*What to work on:* Below is some material; set it all down exactly, apart from the pictures.

*Data records:*
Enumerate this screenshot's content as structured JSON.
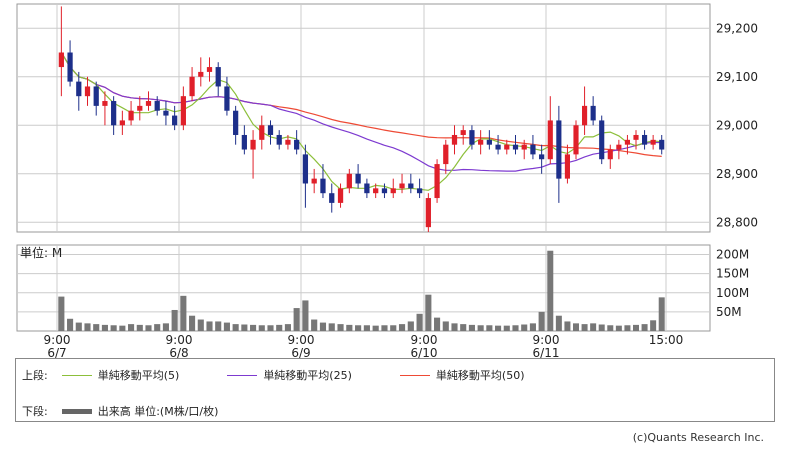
{
  "chart_data": {
    "type": "candlestick",
    "x_ticks": [
      {
        "time": "9:00",
        "date": "6/7"
      },
      {
        "time": "9:00",
        "date": "6/8"
      },
      {
        "time": "9:00",
        "date": "6/9"
      },
      {
        "time": "9:00",
        "date": "6/10"
      },
      {
        "time": "9:00",
        "date": "6/11"
      },
      {
        "time": "15:00",
        "date": ""
      }
    ],
    "price_axis": {
      "ylim": [
        28780,
        29250
      ],
      "ticks": [
        28800,
        28900,
        29000,
        29100,
        29200
      ],
      "tick_labels": [
        "28,800",
        "28,900",
        "29,000",
        "29,100",
        "29,200"
      ]
    },
    "volume_axis": {
      "unit_label": "単位: M",
      "ylim": [
        0,
        225
      ],
      "ticks": [
        50,
        100,
        150,
        200
      ],
      "tick_labels": [
        "50M",
        "100M",
        "150M",
        "200M"
      ]
    },
    "colors": {
      "up": "#e0202a",
      "down": "#1d2f8a",
      "ma5": "#8cbf3a",
      "ma25": "#7d3ad0",
      "ma50": "#ee4a35",
      "volume": "#777777"
    },
    "sessions": [
      {
        "candles": [
          [
            29120,
            29245,
            29060,
            29150
          ],
          [
            29150,
            29175,
            29080,
            29090
          ],
          [
            29090,
            29110,
            29030,
            29060
          ],
          [
            29060,
            29100,
            29040,
            29080
          ],
          [
            29080,
            29090,
            29020,
            29040
          ],
          [
            29040,
            29070,
            29000,
            29050
          ],
          [
            29050,
            29060,
            28980,
            29000
          ],
          [
            29000,
            29030,
            28980,
            29010
          ],
          [
            29010,
            29050,
            29000,
            29030
          ],
          [
            29030,
            29060,
            29010,
            29040
          ],
          [
            29040,
            29070,
            29030,
            29050
          ],
          [
            29050,
            29060,
            29020,
            29030
          ],
          [
            29030,
            29050,
            29000,
            29020
          ],
          [
            29020,
            29040,
            28990,
            29000
          ]
        ],
        "volumes": [
          90,
          32,
          22,
          20,
          18,
          16,
          15,
          14,
          18,
          16,
          15,
          18,
          20,
          55
        ]
      },
      {
        "candles": [
          [
            29000,
            29080,
            28990,
            29060
          ],
          [
            29060,
            29120,
            29050,
            29100
          ],
          [
            29100,
            29140,
            29080,
            29110
          ],
          [
            29110,
            29140,
            29090,
            29120
          ],
          [
            29120,
            29130,
            29060,
            29080
          ],
          [
            29080,
            29100,
            29020,
            29030
          ],
          [
            29030,
            29040,
            28960,
            28980
          ],
          [
            28980,
            29000,
            28940,
            28950
          ],
          [
            28950,
            28990,
            28890,
            28970
          ],
          [
            28970,
            29020,
            28950,
            29000
          ],
          [
            29000,
            29010,
            28960,
            28980
          ],
          [
            28980,
            28990,
            28950,
            28960
          ],
          [
            28960,
            28980,
            28950,
            28970
          ],
          [
            28970,
            28990,
            28940,
            28950
          ]
        ],
        "volumes": [
          92,
          40,
          30,
          25,
          25,
          22,
          18,
          17,
          16,
          15,
          15,
          16,
          18,
          60
        ]
      },
      {
        "candles": [
          [
            28940,
            28960,
            28830,
            28880
          ],
          [
            28880,
            28910,
            28860,
            28890
          ],
          [
            28890,
            28920,
            28850,
            28860
          ],
          [
            28860,
            28880,
            28820,
            28840
          ],
          [
            28840,
            28880,
            28830,
            28870
          ],
          [
            28870,
            28910,
            28860,
            28900
          ],
          [
            28900,
            28920,
            28870,
            28880
          ],
          [
            28880,
            28890,
            28850,
            28860
          ],
          [
            28860,
            28880,
            28850,
            28870
          ],
          [
            28870,
            28880,
            28850,
            28860
          ],
          [
            28860,
            28890,
            28850,
            28870
          ],
          [
            28870,
            28900,
            28860,
            28880
          ],
          [
            28880,
            28900,
            28860,
            28870
          ],
          [
            28870,
            28890,
            28850,
            28860
          ]
        ],
        "volumes": [
          80,
          30,
          22,
          20,
          18,
          16,
          15,
          15,
          14,
          15,
          15,
          18,
          25,
          45
        ]
      },
      {
        "candles": [
          [
            28790,
            28860,
            28780,
            28850
          ],
          [
            28850,
            28930,
            28840,
            28920
          ],
          [
            28920,
            28970,
            28900,
            28960
          ],
          [
            28960,
            29000,
            28940,
            28980
          ],
          [
            28980,
            29000,
            28960,
            28990
          ],
          [
            28990,
            29000,
            28950,
            28960
          ],
          [
            28960,
            28990,
            28940,
            28970
          ],
          [
            28970,
            28990,
            28950,
            28960
          ],
          [
            28960,
            28980,
            28940,
            28950
          ],
          [
            28950,
            28970,
            28940,
            28960
          ],
          [
            28960,
            28980,
            28940,
            28950
          ],
          [
            28950,
            28970,
            28930,
            28960
          ],
          [
            28960,
            28980,
            28930,
            28940
          ],
          [
            28940,
            28960,
            28900,
            28930
          ]
        ],
        "volumes": [
          95,
          35,
          25,
          20,
          18,
          16,
          15,
          15,
          14,
          14,
          15,
          17,
          20,
          50
        ]
      },
      {
        "candles": [
          [
            28930,
            29060,
            28920,
            29010
          ],
          [
            29010,
            29040,
            28840,
            28890
          ],
          [
            28890,
            28960,
            28880,
            28940
          ],
          [
            28940,
            29010,
            28930,
            29000
          ],
          [
            29000,
            29080,
            28980,
            29040
          ],
          [
            29040,
            29060,
            29000,
            29010
          ],
          [
            29010,
            29020,
            28920,
            28930
          ],
          [
            28930,
            28960,
            28910,
            28950
          ],
          [
            28950,
            28970,
            28930,
            28960
          ],
          [
            28960,
            28980,
            28940,
            28970
          ],
          [
            28970,
            28990,
            28950,
            28980
          ],
          [
            28980,
            28990,
            28950,
            28960
          ],
          [
            28960,
            28980,
            28950,
            28970
          ],
          [
            28970,
            28980,
            28940,
            28950
          ]
        ],
        "volumes": [
          210,
          40,
          25,
          20,
          18,
          20,
          17,
          15,
          14,
          15,
          16,
          18,
          28,
          88
        ]
      }
    ]
  },
  "legend": {
    "upper_label": "上段:",
    "lower_label": "下段:",
    "ma5": "単純移動平均(5)",
    "ma25": "単純移動平均(25)",
    "ma50": "単純移動平均(50)",
    "volume": "出来高 単位:(M株/口/枚)"
  },
  "copyright": "(c)Quants Research Inc."
}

*Solved problem:*
Enumerate this screenshot's content as structured JSON.
{
  "chart_data": {
    "type": "candlestick",
    "x_ticks": [
      {
        "time": "9:00",
        "date": "6/7"
      },
      {
        "time": "9:00",
        "date": "6/8"
      },
      {
        "time": "9:00",
        "date": "6/9"
      },
      {
        "time": "9:00",
        "date": "6/10"
      },
      {
        "time": "9:00",
        "date": "6/11"
      },
      {
        "time": "15:00",
        "date": ""
      }
    ],
    "price_axis": {
      "ylim": [
        28780,
        29250
      ],
      "ticks": [
        28800,
        28900,
        29000,
        29100,
        29200
      ],
      "tick_labels": [
        "28,800",
        "28,900",
        "29,000",
        "29,100",
        "29,200"
      ]
    },
    "volume_axis": {
      "unit_label": "単位: M",
      "ylim": [
        0,
        225
      ],
      "ticks": [
        50,
        100,
        150,
        200
      ],
      "tick_labels": [
        "50M",
        "100M",
        "150M",
        "200M"
      ]
    },
    "colors": {
      "up": "#e0202a",
      "down": "#1d2f8a",
      "ma5": "#8cbf3a",
      "ma25": "#7d3ad0",
      "ma50": "#ee4a35",
      "volume": "#777777"
    },
    "sessions": [
      {
        "candles": [
          [
            29120,
            29245,
            29060,
            29150
          ],
          [
            29150,
            29175,
            29080,
            29090
          ],
          [
            29090,
            29110,
            29030,
            29060
          ],
          [
            29060,
            29100,
            29040,
            29080
          ],
          [
            29080,
            29090,
            29020,
            29040
          ],
          [
            29040,
            29070,
            29000,
            29050
          ],
          [
            29050,
            29060,
            28980,
            29000
          ],
          [
            29000,
            29030,
            28980,
            29010
          ],
          [
            29010,
            29050,
            29000,
            29030
          ],
          [
            29030,
            29060,
            29010,
            29040
          ],
          [
            29040,
            29070,
            29030,
            29050
          ],
          [
            29050,
            29060,
            29020,
            29030
          ],
          [
            29030,
            29050,
            29000,
            29020
          ],
          [
            29020,
            29040,
            28990,
            29000
          ]
        ],
        "volumes": [
          90,
          32,
          22,
          20,
          18,
          16,
          15,
          14,
          18,
          16,
          15,
          18,
          20,
          55
        ]
      },
      {
        "candles": [
          [
            29000,
            29080,
            28990,
            29060
          ],
          [
            29060,
            29120,
            29050,
            29100
          ],
          [
            29100,
            29140,
            29080,
            29110
          ],
          [
            29110,
            29140,
            29090,
            29120
          ],
          [
            29120,
            29130,
            29060,
            29080
          ],
          [
            29080,
            29100,
            29020,
            29030
          ],
          [
            29030,
            29040,
            28960,
            28980
          ],
          [
            28980,
            29000,
            28940,
            28950
          ],
          [
            28950,
            28990,
            28890,
            28970
          ],
          [
            28970,
            29020,
            28950,
            29000
          ],
          [
            29000,
            29010,
            28960,
            28980
          ],
          [
            28980,
            28990,
            28950,
            28960
          ],
          [
            28960,
            28980,
            28950,
            28970
          ],
          [
            28970,
            28990,
            28940,
            28950
          ]
        ],
        "volumes": [
          92,
          40,
          30,
          25,
          25,
          22,
          18,
          17,
          16,
          15,
          15,
          16,
          18,
          60
        ]
      },
      {
        "candles": [
          [
            28940,
            28960,
            28830,
            28880
          ],
          [
            28880,
            28910,
            28860,
            28890
          ],
          [
            28890,
            28920,
            28850,
            28860
          ],
          [
            28860,
            28880,
            28820,
            28840
          ],
          [
            28840,
            28880,
            28830,
            28870
          ],
          [
            28870,
            28910,
            28860,
            28900
          ],
          [
            28900,
            28920,
            28870,
            28880
          ],
          [
            28880,
            28890,
            28850,
            28860
          ],
          [
            28860,
            28880,
            28850,
            28870
          ],
          [
            28870,
            28880,
            28850,
            28860
          ],
          [
            28860,
            28890,
            28850,
            28870
          ],
          [
            28870,
            28900,
            28860,
            28880
          ],
          [
            28880,
            28900,
            28860,
            28870
          ],
          [
            28870,
            28890,
            28850,
            28860
          ]
        ],
        "volumes": [
          80,
          30,
          22,
          20,
          18,
          16,
          15,
          15,
          14,
          15,
          15,
          18,
          25,
          45
        ]
      },
      {
        "candles": [
          [
            28790,
            28860,
            28780,
            28850
          ],
          [
            28850,
            28930,
            28840,
            28920
          ],
          [
            28920,
            28970,
            28900,
            28960
          ],
          [
            28960,
            29000,
            28940,
            28980
          ],
          [
            28980,
            29000,
            28960,
            28990
          ],
          [
            28990,
            29000,
            28950,
            28960
          ],
          [
            28960,
            28990,
            28940,
            28970
          ],
          [
            28970,
            28990,
            28950,
            28960
          ],
          [
            28960,
            28980,
            28940,
            28950
          ],
          [
            28950,
            28970,
            28940,
            28960
          ],
          [
            28960,
            28980,
            28940,
            28950
          ],
          [
            28950,
            28970,
            28930,
            28960
          ],
          [
            28960,
            28980,
            28930,
            28940
          ],
          [
            28940,
            28960,
            28900,
            28930
          ]
        ],
        "volumes": [
          95,
          35,
          25,
          20,
          18,
          16,
          15,
          15,
          14,
          14,
          15,
          17,
          20,
          50
        ]
      },
      {
        "candles": [
          [
            28930,
            29060,
            28920,
            29010
          ],
          [
            29010,
            29040,
            28840,
            28890
          ],
          [
            28890,
            28960,
            28880,
            28940
          ],
          [
            28940,
            29010,
            28930,
            29000
          ],
          [
            29000,
            29080,
            28980,
            29040
          ],
          [
            29040,
            29060,
            29000,
            29010
          ],
          [
            29010,
            29020,
            28920,
            28930
          ],
          [
            28930,
            28960,
            28910,
            28950
          ],
          [
            28950,
            28970,
            28930,
            28960
          ],
          [
            28960,
            28980,
            28940,
            28970
          ],
          [
            28970,
            28990,
            28950,
            28980
          ],
          [
            28980,
            28990,
            28950,
            28960
          ],
          [
            28960,
            28980,
            28950,
            28970
          ],
          [
            28970,
            28980,
            28940,
            28950
          ]
        ],
        "volumes": [
          210,
          40,
          25,
          20,
          18,
          20,
          17,
          15,
          14,
          15,
          16,
          18,
          28,
          88
        ]
      }
    ]
  },
  "legend": {
    "upper_label": "上段:",
    "lower_label": "下段:",
    "ma5": "単純移動平均(5)",
    "ma25": "単純移動平均(25)",
    "ma50": "単純移動平均(50)",
    "volume": "出来高 単位:(M株/口/枚)"
  },
  "copyright": "(c)Quants Research Inc."
}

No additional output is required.